_INFORMATION GIVEN_.
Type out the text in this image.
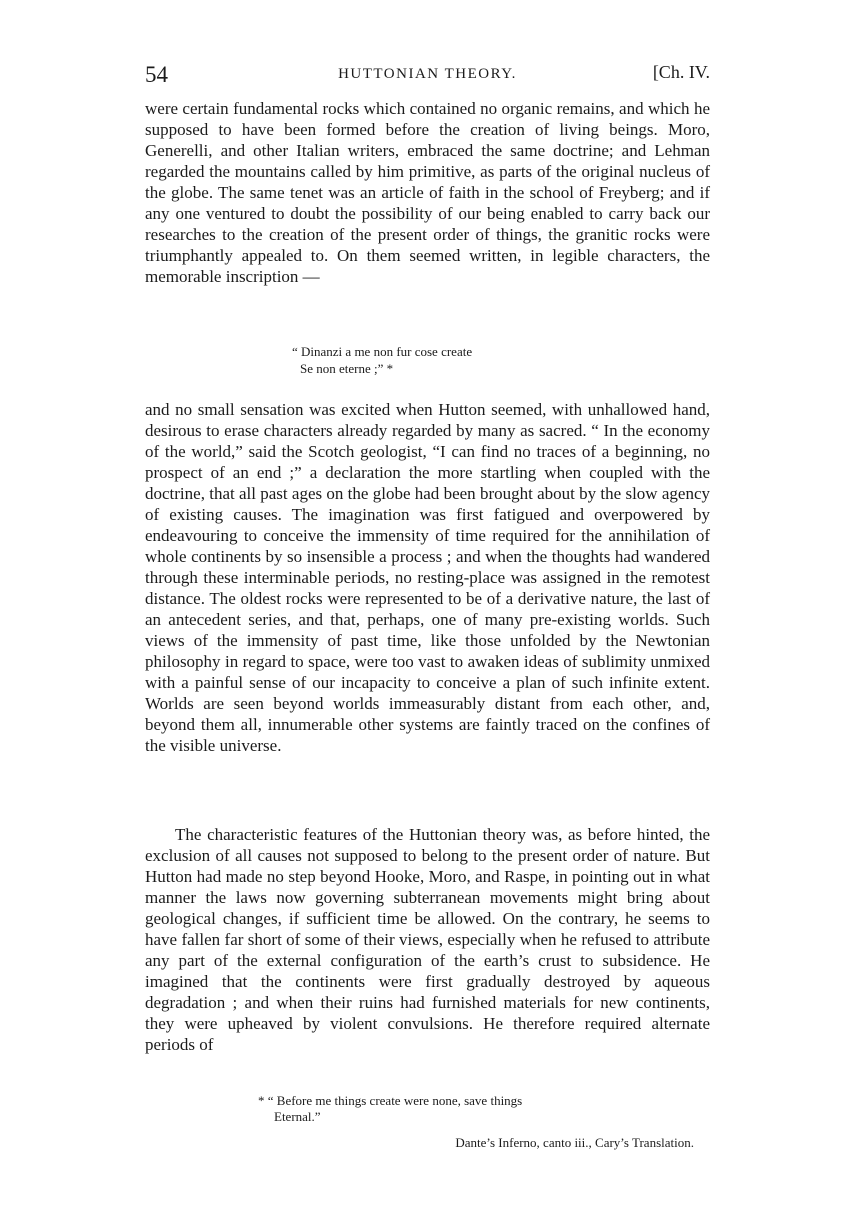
54	HUTTONIAN THEORY.	[Ch. IV.

were certain fundamental rocks which contained no organic remains, and which he supposed to have been formed before the creation of living beings. Moro, Generelli, and other Italian writers, embraced the same doctrine; and Lehman regarded the mountains called by him primitive, as parts of the original nucleus of the globe. The same tenet was an article of faith in the school of Freyberg; and if any one ventured to doubt the possibility of our being enabled to carry back our researches to the creation of the present order of things, the granitic rocks were triumphantly appealed to. On them seemed written, in legible characters, the memorable inscription —

“ Dinanzi a me non fur cose create
Se non eterne ;” *

and no small sensation was excited when Hutton seemed, with unhallowed hand, desirous to erase characters already regarded by many as sacred. “ In the economy of the world,” said the Scotch geologist, “I can find no traces of a beginning, no prospect of an end ;” a declaration the more startling when coupled with the doctrine, that all past ages on the globe had been brought about by the slow agency of existing causes. The imagination was first fatigued and overpowered by endeavouring to conceive the immensity of time required for the annihilation of whole continents by so insensible a process ; and when the thoughts had wandered through these interminable periods, no resting-place was assigned in the remotest distance. The oldest rocks were represented to be of a derivative nature, the last of an antecedent series, and that, perhaps, one of many pre-existing worlds. Such views of the immensity of past time, like those unfolded by the Newtonian philosophy in regard to space, were too vast to awaken ideas of sublimity unmixed with a painful sense of our incapacity to conceive a plan of such infinite extent. Worlds are seen beyond worlds immeasurably distant from each other, and, beyond them all, innumerable other systems are faintly traced on the confines of the visible universe.

The characteristic features of the Huttonian theory was, as before hinted, the exclusion of all causes not supposed to belong to the present order of nature. But Hutton had made no step beyond Hooke, Moro, and Raspe, in pointing out in what manner the laws now governing subterranean movements might bring about geological changes, if sufficient time be allowed. On the contrary, he seems to have fallen far short of some of their views, especially when he refused to attribute any part of the external configuration of the earth’s crust to subsidence. He imagined that the continents were first gradually destroyed by aqueous degradation ; and when their ruins had furnished materials for new continents, they were upheaved by violent convulsions. He therefore required alternate periods of

* “ Before me things create were none, save things
Eternal.”
Dante’s Inferno, canto iii., Cary’s Translation.
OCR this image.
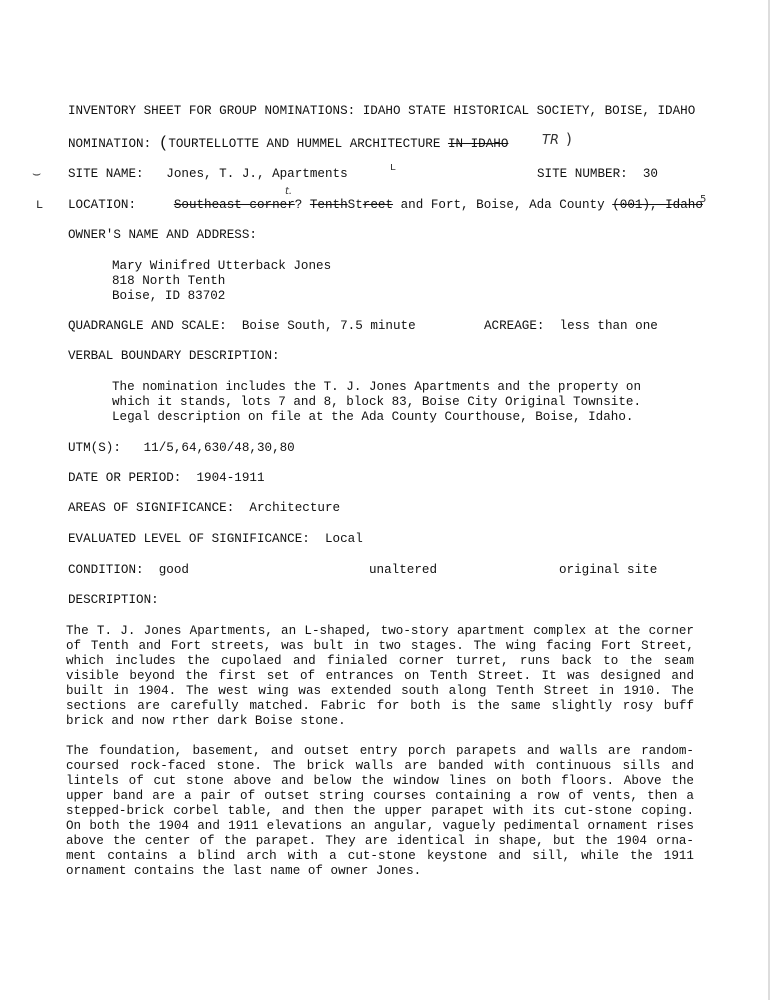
INVENTORY SHEET FOR GROUP NOMINATIONS: IDAHO STATE HISTORICAL SOCIETY, BOISE, IDAHO
NOMINATION: (TOURTELLOTTE AND HUMMEL ARCHITECTURE IN IDAHO	TR )
⌣ SITE NAME: Jones, T. J., Apartments
ʟ
SITE NUMBER: 30
ʟ
t.
LOCATION:	Southeast corner? TenthStreet and Fort, Boise, Ada County (001), Idaho
5
OWNER'S NAME AND ADDRESS:
Mary Winifred Utterback Jones
818 North Tenth
Boise, ID 83702
QUADRANGLE AND SCALE: Boise South, 7.5 minute	ACREAGE: less than one
VERBAL BOUNDARY DESCRIPTION:
The nomination includes the T. J. Jones Apartments and the property on
which it stands, lots 7 and 8, block 83, Boise City Original Townsite.
Legal description on file at the Ada County Courthouse, Boise, Idaho.
UTM(S): 11/5,64,630/48,30,80
DATE OR PERIOD: 1904-1911
AREAS OF SIGNIFICANCE: Architecture
EVALUATED LEVEL OF SIGNIFICANCE: Local
CONDITION: good	unaltered	original site
DESCRIPTION:
The T. J. Jones Apartments, an L-shaped, two-story apartment complex at the corner
of Tenth and Fort streets, was bult in two stages. The wing facing Fort Street,
which includes the cupolaed and finialed corner turret, runs back to the seam
visible beyond the first set of entrances on Tenth Street. It was designed and
built in 1904. The west wing was extended south along Tenth Street in 1910. The
sections are carefully matched. Fabric for both is the same slightly rosy buff
brick and now rther dark Boise stone.
The foundation, basement, and outset entry porch parapets and walls are random-
coursed rock-faced stone. The brick walls are banded with continuous sills and
lintels of cut stone above and below the window lines on both floors. Above the
upper band are a pair of outset string courses containing a row of vents, then a
stepped-brick corbel table, and then the upper parapet with its cut-stone coping.
On both the 1904 and 1911 elevations an angular, vaguely pedimental ornament rises
above the center of the parapet. They are identical in shape, but the 1904 orna-
ment contains a blind arch with a cut-stone keystone and sill, while the 1911
ornament contains the last name of owner Jones.
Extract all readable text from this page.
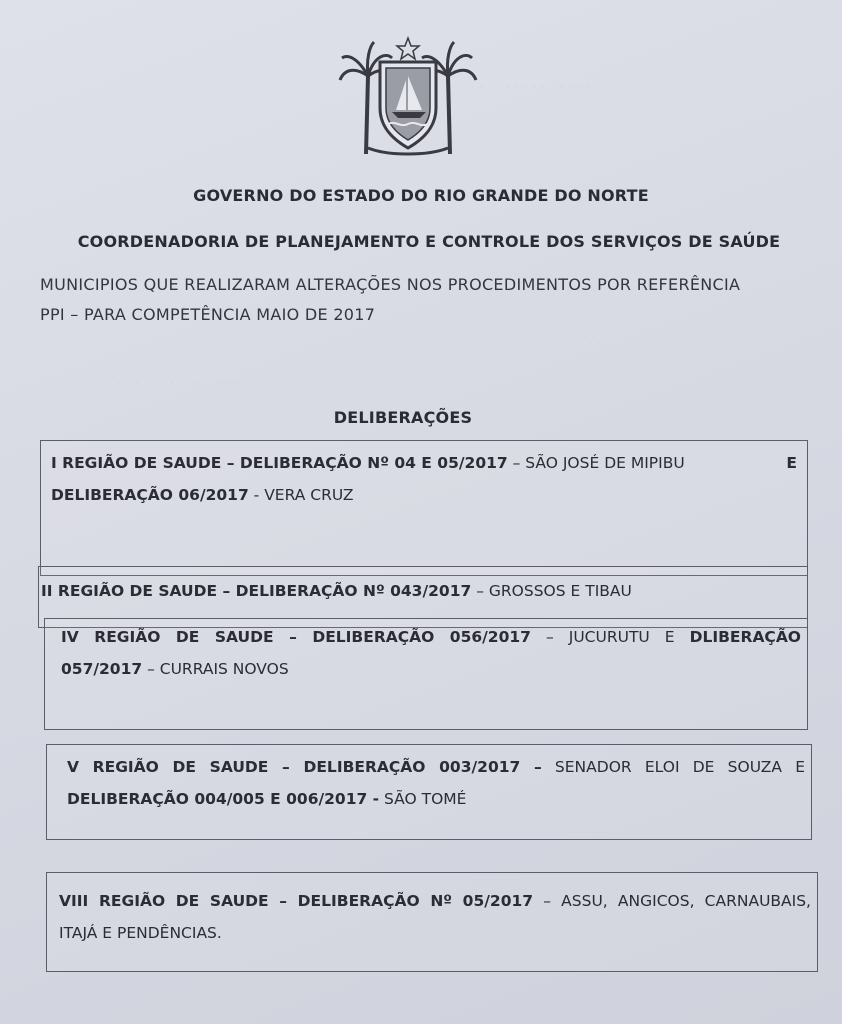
· · · · · · · · · · · · · · ·
· · · · · · · · · · · · · · · · · ·
· · · · · · · · · · · · · · · · · · · · · · · · · · · · · · ·
· · · · · · · · · · · · · · · · · · · · · · · · · · · · · · · · · · · ·
· · · · · · · · · · · · · · · · · · · · · · · · · · · · · · · ·
· · · · · · · · · · · · · · · · · · · · · · · · · · · · · · · ·
· · · · · · · · · · · · · · · · · · · · · · · · · · ·
GOVERNO DO ESTADO DO RIO GRANDE DO NORTE
COORDENADORIA DE PLANEJAMENTO E CONTROLE DOS SERVIÇOS DE SAÚDE
MUNICIPIOS QUE REALIZARAM ALTERAÇÕES NOS PROCEDIMENTOS POR REFERÊNCIA
PPI – PARA COMPETÊNCIA MAIO DE 2017
DELIBERAÇÕES

I REGIÃO DE SAUDE – DELIBERAÇÃO Nº 04 E 05/2017 – SÃO JOSÉ DE MIPIBU	E

DELIBERAÇÃO 06/2017 - VERA CRUZ

II REGIÃO DE SAUDE – DELIBERAÇÃO Nº 043/2017 – GROSSOS E TIBAU

IV REGIÃO DE SAUDE – DELIBERAÇÃO 056/2017 – JUCURUTU E DLIBERAÇÃO

057/2017 – CURRAIS NOVOS

V REGIÃO DE SAUDE – DELIBERAÇÃO 003/2017 – SENADOR ELOI DE SOUZA E

DELIBERAÇÃO 004/005 E 006/2017 - SÃO TOMÉ

VIII REGIÃO DE SAUDE – DELIBERAÇÃO Nº 05/2017 – ASSU, ANGICOS, CARNAUBAIS,

ITAJÁ E PENDÊNCIAS.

_WHAT TO WORK ON_.
Copy out each line of the data where the string "ornament" appears.

_OUTPUT FOR THIS TASK_.
On both the 1904 and 1911 elevations an angular, vaguely pedimental ornament rises
ornament contains the last name of owner Jones.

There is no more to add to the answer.